* Short exercise
Each of the entries should be retyped precisely as it appears.

[START]

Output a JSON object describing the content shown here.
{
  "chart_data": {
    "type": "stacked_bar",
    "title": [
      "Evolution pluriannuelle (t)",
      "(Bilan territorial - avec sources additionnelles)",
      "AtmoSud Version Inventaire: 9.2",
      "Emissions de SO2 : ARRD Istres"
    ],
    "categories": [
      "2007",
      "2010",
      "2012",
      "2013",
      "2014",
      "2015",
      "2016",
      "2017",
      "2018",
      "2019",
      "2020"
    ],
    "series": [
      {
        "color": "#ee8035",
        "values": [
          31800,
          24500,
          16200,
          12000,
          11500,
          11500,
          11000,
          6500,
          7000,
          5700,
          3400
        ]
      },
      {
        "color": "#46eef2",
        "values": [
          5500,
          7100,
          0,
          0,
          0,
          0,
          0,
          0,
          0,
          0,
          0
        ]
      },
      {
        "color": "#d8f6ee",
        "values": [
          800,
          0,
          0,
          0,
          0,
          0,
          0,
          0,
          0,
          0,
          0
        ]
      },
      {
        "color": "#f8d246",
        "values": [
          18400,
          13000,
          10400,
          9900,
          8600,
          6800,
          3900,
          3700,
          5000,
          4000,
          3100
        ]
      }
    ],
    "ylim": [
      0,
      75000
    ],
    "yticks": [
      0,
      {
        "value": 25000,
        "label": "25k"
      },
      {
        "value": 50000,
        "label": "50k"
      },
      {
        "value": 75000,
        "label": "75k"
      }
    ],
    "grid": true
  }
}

[END]

* Reply
Output a JSON object describing the content shown here.
{
  "chart_data": {
    "type": "stacked_bar",
    "title": [
      "Evolution pluriannuelle (t)",
      "(Bilan territorial - avec sources additionnelles)",
      "AtmoSud Version Inventaire: 9.2",
      "Emissions de SO2 : ARRD Istres"
    ],
    "categories": [
      "2007",
      "2010",
      "2012",
      "2013",
      "2014",
      "2015",
      "2016",
      "2017",
      "2018",
      "2019",
      "2020"
    ],
    "series": [
      {
        "color": "#ee8035",
        "values": [
          31800,
          24500,
          16200,
          12000,
          11500,
          11500,
          11000,
          6500,
          7000,
          5700,
          3400
        ]
      },
      {
        "color": "#46eef2",
        "values": [
          5500,
          7100,
          0,
          0,
          0,
          0,
          0,
          0,
          0,
          0,
          0
        ]
      },
      {
        "color": "#d8f6ee",
        "values": [
          800,
          0,
          0,
          0,
          0,
          0,
          0,
          0,
          0,
          0,
          0
        ]
      },
      {
        "color": "#f8d246",
        "values": [
          18400,
          13000,
          10400,
          9900,
          8600,
          6800,
          3900,
          3700,
          5000,
          4000,
          3100
        ]
      }
    ],
    "ylim": [
      0,
      75000
    ],
    "yticks": [
      0,
      {
        "value": 25000,
        "label": "25k"
      },
      {
        "value": 50000,
        "label": "50k"
      },
      {
        "value": 75000,
        "label": "75k"
      }
    ],
    "grid": true
  }
}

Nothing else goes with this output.